TASK: Return every record below exactly as written, omitting any pictures.

Data excerpts:
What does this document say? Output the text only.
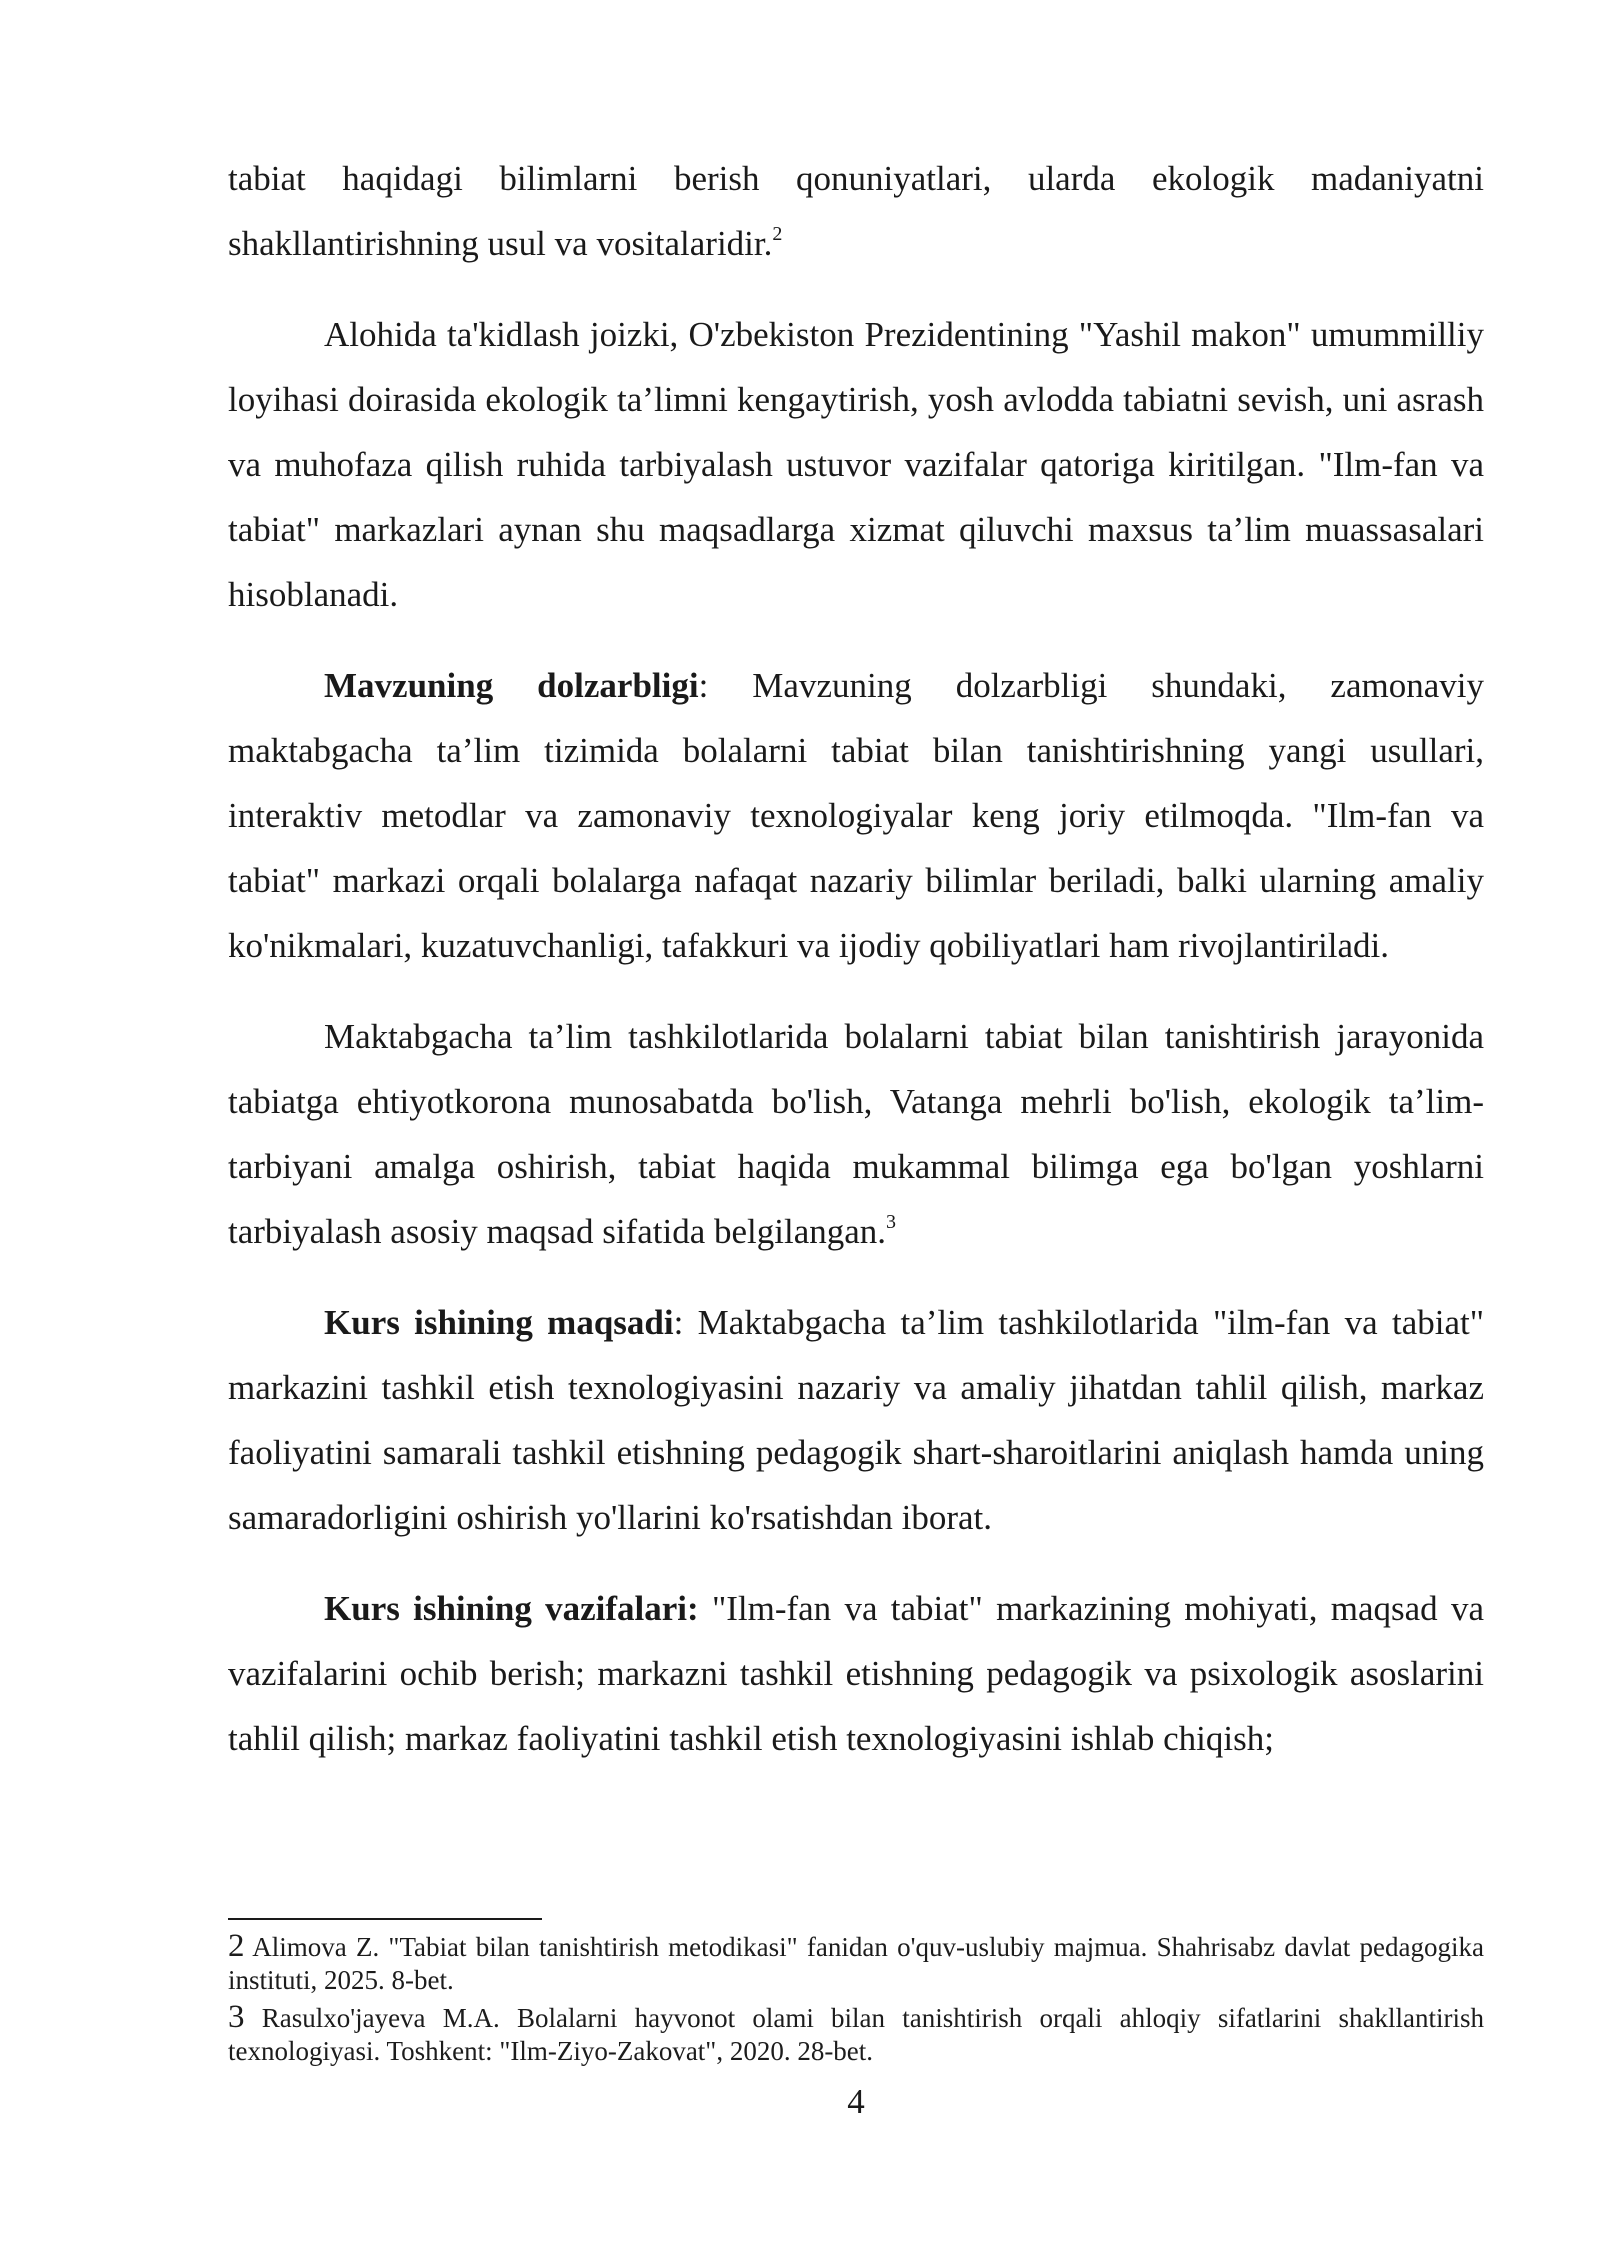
tabiat haqidagi bilimlarni berish qonuniyatlari, ularda ekologik madaniyatni shakllantirishning usul va vositalaridir.$^2$

Alohida ta'kidlash joizki, O'zbekiston Prezidentining "Yashil makon" umummilliy loyihasi doirasida ekologik ta’limni kengaytirish, yosh avlodda tabiatni sevish, uni asrash va muhofaza qilish ruhida tarbiyalash ustuvor vazifalar qatoriga kiritilgan. "Ilm-fan va tabiat" markazlari aynan shu maqsadlarga xizmat qiluvchi maxsus ta’lim muassasalari hisoblanadi.

Mavzuning dolzarbligi: Mavzuning dolzarbligi shundaki, zamonaviy maktabgacha ta’lim tizimida bolalarni tabiat bilan tanishtirishning yangi usullari, interaktiv metodlar va zamonaviy texnologiyalar keng joriy etilmoqda. "Ilm-fan va tabiat" markazi orqali bolalarga nafaqat nazariy bilimlar beriladi, balki ularning amaliy ko'nikmalari, kuzatuvchanligi, tafakkuri va ijodiy qobiliyatlari ham rivojlantiriladi.

Maktabgacha ta’lim tashkilotlarida bolalarni tabiat bilan tanishtirish jarayonida tabiatga ehtiyotkorona munosabatda bo'lish, Vatanga mehrli bo'lish, ekologik ta’lim-tarbiyani amalga oshirish, tabiat haqida mukammal bilimga ega bo'lgan yoshlarni tarbiyalash asosiy maqsad sifatida belgilangan.$^3$

Kurs ishining maqsadi: Maktabgacha ta’lim tashkilotlarida "ilm-fan va tabiat" markazini tashkil etish texnologiyasini nazariy va amaliy jihatdan tahlil qilish, markaz faoliyatini samarali tashkil etishning pedagogik shart-sharoitlarini aniqlash hamda uning samaradorligini oshirish yo'llarini ko'rsatishdan iborat.

Kurs ishining vazifalari: "Ilm-fan va tabiat" markazining mohiyati, maqsad va vazifalarini ochib berish; markazni tashkil etishning pedagogik va psixologik asoslarini tahlil qilish; markaz faoliyatini tashkil etish texnologiyasini ishlab chiqish;

2 Alimova Z. "Tabiat bilan tanishtirish metodikasi" fanidan o'quv-uslubiy majmua. Shahrisabz davlat pedagogika instituti, 2025. 8-bet.

3 Rasulxo'jayeva M.A. Bolalarni hayvonot olami bilan tanishtirish orqali ahloqiy sifatlarini shakllantirish texnologiyasi. Toshkent: "Ilm-Ziyo-Zakovat", 2020. 28-bet.

4
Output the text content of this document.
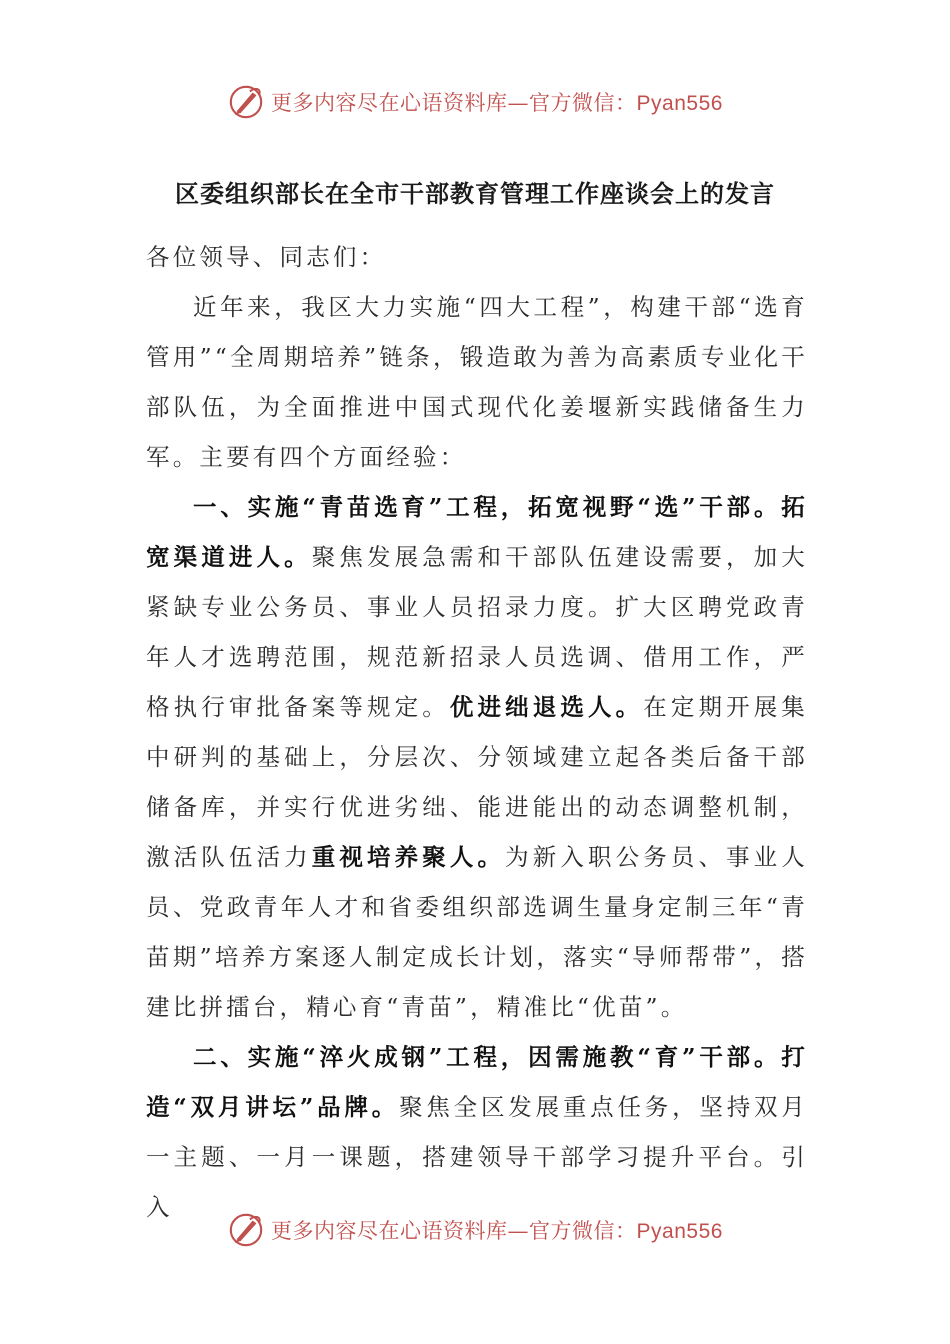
更多内容尽在心语资料库—官方微信：Pyan556
区委组织部长在全市干部教育管理工作座谈会上的发言

各位领导、同志们：

近年来，我区大力实施“四大工程”，构建干部“选育管用”“全周期培养”链条，锻造敢为善为高素质专业化干部队伍，为全面推进中国式现代化姜堰新实践储备生力军。主要有四个方面经验：

一、实施“青苗选育”工程，拓宽视野“选”干部。拓宽渠道进人。聚焦发展急需和干部队伍建设需要，加大紧缺专业公务员、事业人员招录力度。扩大区聘党政青年人才选聘范围，规范新招录人员选调、借用工作，严格执行审批备案等规定。优进绌退选人。在定期开展集中研判的基础上，分层次、分领域建立起各类后备干部储备库，并实行优进劣绌、能进能出的动态调整机制，激活队伍活力重视培养聚人。为新入职公务员、事业人员、党政青年人才和省委组织部选调生量身定制三年“青苗期”培养方案逐人制定成长计划，落实“导师帮带”，搭建比拼擂台，精心育“青苗”，精准比“优苗”。

二、实施“淬火成钢”工程，因需施教“育”干部。打造“双月讲坛”品牌。聚焦全区发展重点任务，坚持双月一主题、一月一课题，搭建领导干部学习提升平台。引入

更多内容尽在心语资料库—官方微信：Pyan556
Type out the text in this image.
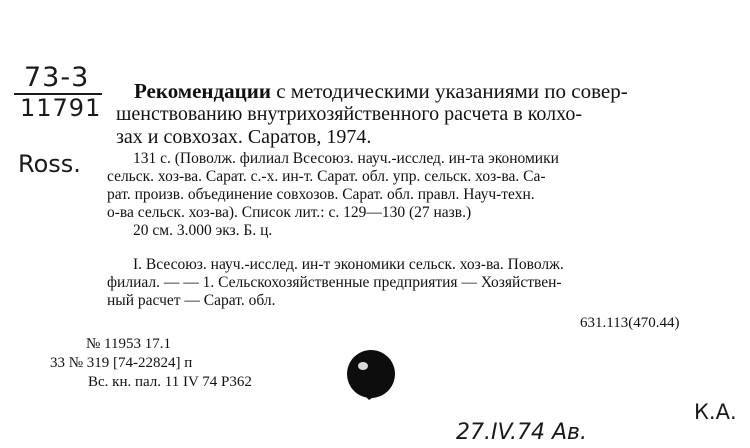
73-3
11791
Ross.
Рекомендации с методическими указаниями по совер-
шенствованию внутрихозяйственного расчета в колхо-
зах и совхозах. Саратов, 1974.
131 с. (Поволж. филиал Всесоюз. науч.-исслед. ин-та экономики
сельск. хоз-ва. Сарат. с.-х. ин-т. Сарат. обл. упр. сельск. хоз-ва. Са-
рат. произв. объединение совхозов. Сарат. обл. правл. Науч-техн.
о-ва сельск. хоз-ва). Список лит.: с. 129—130 (27 назв.)
20 см. 3.000 экз. Б. ц.
I. Всесоюз. науч.-исслед. ин-т экономики сельск. хоз-ва. Поволж.
филиал. — — 1. Сельскохозяйственные предприятия — Хозяйствен-
ный расчет — Сарат. обл.
631.113(470.44)
№ 11953 17.1
33 № 319 [74-22824] п
Вс. кн. пал. 11 IV 74 Р362
К.А.
27.IV.74 Ав.
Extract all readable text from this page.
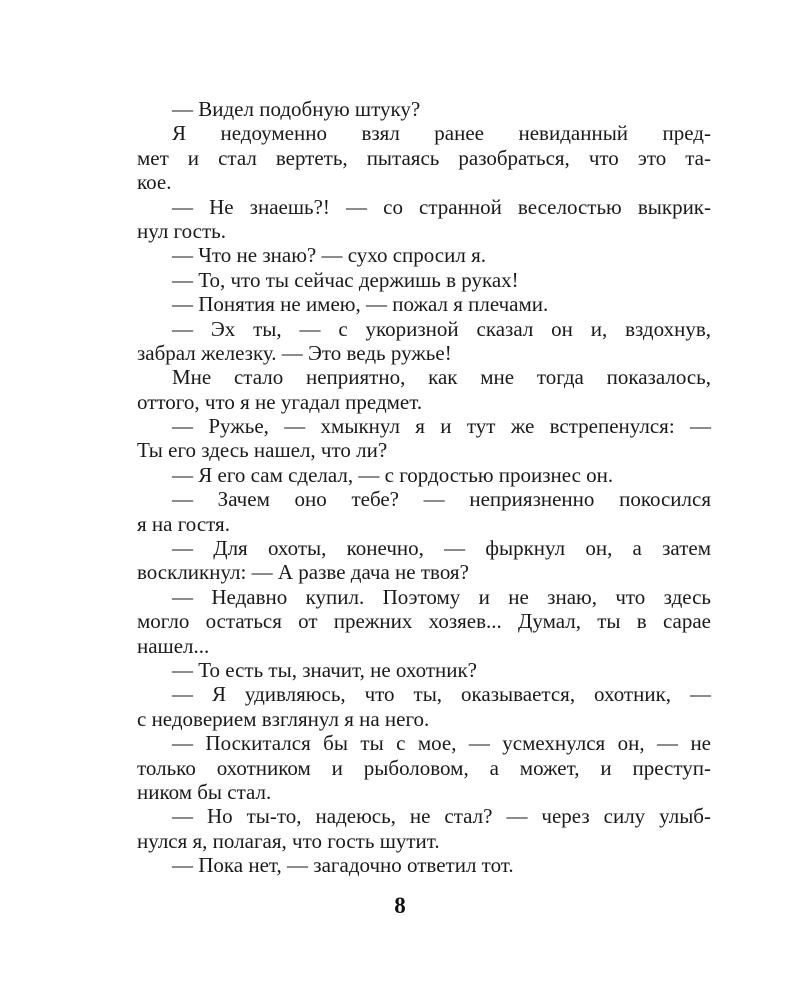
— Видел подобную штуку?
Я недоуменно взял ранее невиданный пред-
мет и стал вертеть, пытаясь разобраться, что это та-
кое.
— Не знаешь?! — со странной веселостью выкрик-
нул гость.
— Что не знаю? — сухо спросил я.
— То, что ты сейчас держишь в руках!
— Понятия не имею, — пожал я плечами.
— Эх ты, — с укоризной сказал он и, вздохнув,
забрал железку. — Это ведь ружье!
Мне стало неприятно, как мне тогда показалось,
оттого, что я не угадал предмет.
— Ружье, — хмыкнул я и тут же встрепенулся: —
Ты его здесь нашел, что ли?
— Я его сам сделал, — с гордостью произнес он.
— Зачем оно тебе? — неприязненно покосился
я на гостя.
— Для охоты, конечно, — фыркнул он, а затем
воскликнул: — А разве дача не твоя?
— Недавно купил. Поэтому и не знаю, что здесь
могло остаться от прежних хозяев... Думал, ты в сарае
нашел...
— То есть ты, значит, не охотник?
— Я удивляюсь, что ты, оказывается, охотник, —
с недоверием взглянул я на него.
— Поскитался бы ты с мое, — усмехнулся он, — не
только охотником и рыболовом, а может, и преступ-
ником бы стал.
— Но ты-то, надеюсь, не стал? — через силу улыб-
нулся я, полагая, что гость шутит.
— Пока нет, — загадочно ответил тот.
8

RESPONSE FOR THIS EXERCISE:
What does this document say? Output the text only.
tabiat haqidagi bilimlarni berish qonuniyatlari, ularda ekologik madaniyatni shakllantirishning usul va vositalaridir.$^2$

Alohida ta'kidlash joizki, O'zbekiston Prezidentining "Yashil makon" umummilliy loyihasi doirasida ekologik ta’limni kengaytirish, yosh avlodda tabiatni sevish, uni asrash va muhofaza qilish ruhida tarbiyalash ustuvor vazifalar qatoriga kiritilgan. "Ilm-fan va tabiat" markazlari aynan shu maqsadlarga xizmat qiluvchi maxsus ta’lim muassasalari hisoblanadi.

Mavzuning dolzarbligi: Mavzuning dolzarbligi shundaki, zamonaviy maktabgacha ta’lim tizimida bolalarni tabiat bilan tanishtirishning yangi usullari, interaktiv metodlar va zamonaviy texnologiyalar keng joriy etilmoqda. "Ilm-fan va tabiat" markazi orqali bolalarga nafaqat nazariy bilimlar beriladi, balki ularning amaliy ko'nikmalari, kuzatuvchanligi, tafakkuri va ijodiy qobiliyatlari ham rivojlantiriladi.

Maktabgacha ta’lim tashkilotlarida bolalarni tabiat bilan tanishtirish jarayonida tabiatga ehtiyotkorona munosabatda bo'lish, Vatanga mehrli bo'lish, ekologik ta’lim-tarbiyani amalga oshirish, tabiat haqida mukammal bilimga ega bo'lgan yoshlarni tarbiyalash asosiy maqsad sifatida belgilangan.$^3$

Kurs ishining maqsadi: Maktabgacha ta’lim tashkilotlarida "ilm-fan va tabiat" markazini tashkil etish texnologiyasini nazariy va amaliy jihatdan tahlil qilish, markaz faoliyatini samarali tashkil etishning pedagogik shart-sharoitlarini aniqlash hamda uning samaradorligini oshirish yo'llarini ko'rsatishdan iborat.

Kurs ishining vazifalari: "Ilm-fan va tabiat" markazining mohiyati, maqsad va vazifalarini ochib berish; markazni tashkil etishning pedagogik va psixologik asoslarini tahlil qilish; markaz faoliyatini tashkil etish texnologiyasini ishlab chiqish;

2 Alimova Z. "Tabiat bilan tanishtirish metodikasi" fanidan o'quv-uslubiy majmua. Shahrisabz davlat pedagogika instituti, 2025. 8-bet.

3 Rasulxo'jayeva M.A. Bolalarni hayvonot olami bilan tanishtirish orqali ahloqiy sifatlarini shakllantirish texnologiyasi. Toshkent: "Ilm-Ziyo-Zakovat", 2020. 28-bet.

4
Output the text content of this document.
更多内容尽在心语资料库—官方微信：Pyan556
区委组织部长在全市干部教育管理工作座谈会上的发言

各位领导、同志们：

近年来，我区大力实施“四大工程”，构建干部“选育管用”“全周期培养”链条，锻造敢为善为高素质专业化干部队伍，为全面推进中国式现代化姜堰新实践储备生力军。主要有四个方面经验：

一、实施“青苗选育”工程，拓宽视野“选”干部。拓宽渠道进人。聚焦发展急需和干部队伍建设需要，加大紧缺专业公务员、事业人员招录力度。扩大区聘党政青年人才选聘范围，规范新招录人员选调、借用工作，严格执行审批备案等规定。优进绌退选人。在定期开展集中研判的基础上，分层次、分领域建立起各类后备干部储备库，并实行优进劣绌、能进能出的动态调整机制，激活队伍活力重视培养聚人。为新入职公务员、事业人员、党政青年人才和省委组织部选调生量身定制三年“青苗期”培养方案逐人制定成长计划，落实“导师帮带”，搭建比拼擂台，精心育“青苗”，精准比“优苗”。

二、实施“淬火成钢”工程，因需施教“育”干部。打造“双月讲坛”品牌。聚焦全区发展重点任务，坚持双月一主题、一月一课题，搭建领导干部学习提升平台。引入

更多内容尽在心语资料库—官方微信：Pyan556
Type out the text in this image.
73-3
11791
Ross.
Рекомендации с методическими указаниями по совер-
шенствованию внутрихозяйственного расчета в колхо-
зах и совхозах. Саратов, 1974.
131 с. (Поволж. филиал Всесоюз. науч.-исслед. ин-та экономики
сельск. хоз-ва. Сарат. с.-х. ин-т. Сарат. обл. упр. сельск. хоз-ва. Са-
рат. произв. объединение совхозов. Сарат. обл. правл. Науч-техн.
о-ва сельск. хоз-ва). Список лит.: с. 129—130 (27 назв.)
20 см. 3.000 экз. Б. ц.
I. Всесоюз. науч.-исслед. ин-т экономики сельск. хоз-ва. Поволж.
филиал. — — 1. Сельскохозяйственные предприятия — Хозяйствен-
ный расчет — Сарат. обл.
631.113(470.44)
№ 11953 17.1
33 № 319 [74-22824] п
Вс. кн. пал. 11 IV 74 Р362
К.А.
27.IV.74 Ав.
Extract all readable text from this page.
— Видел подобную штуку?
Я недоуменно взял ранее невиданный пред-
мет и стал вертеть, пытаясь разобраться, что это та-
кое.
— Не знаешь?! — со странной веселостью выкрик-
нул гость.
— Что не знаю? — сухо спросил я.
— То, что ты сейчас держишь в руках!
— Понятия не имею, — пожал я плечами.
— Эх ты, — с укоризной сказал он и, вздохнув,
забрал железку. — Это ведь ружье!
Мне стало неприятно, как мне тогда показалось,
оттого, что я не угадал предмет.
— Ружье, — хмыкнул я и тут же встрепенулся: —
Ты его здесь нашел, что ли?
— Я его сам сделал, — с гордостью произнес он.
— Зачем оно тебе? — неприязненно покосился
я на гостя.
— Для охоты, конечно, — фыркнул он, а затем
воскликнул: — А разве дача не твоя?
— Недавно купил. Поэтому и не знаю, что здесь
могло остаться от прежних хозяев... Думал, ты в сарае
нашел...
— То есть ты, значит, не охотник?
— Я удивляюсь, что ты, оказывается, охотник, —
с недоверием взглянул я на него.
— Поскитался бы ты с мое, — усмехнулся он, — не
только охотником и рыболовом, а может, и преступ-
ником бы стал.
— Но ты-то, надеюсь, не стал? — через силу улыб-
нулся я, полагая, что гость шутит.
— Пока нет, — загадочно ответил тот.
8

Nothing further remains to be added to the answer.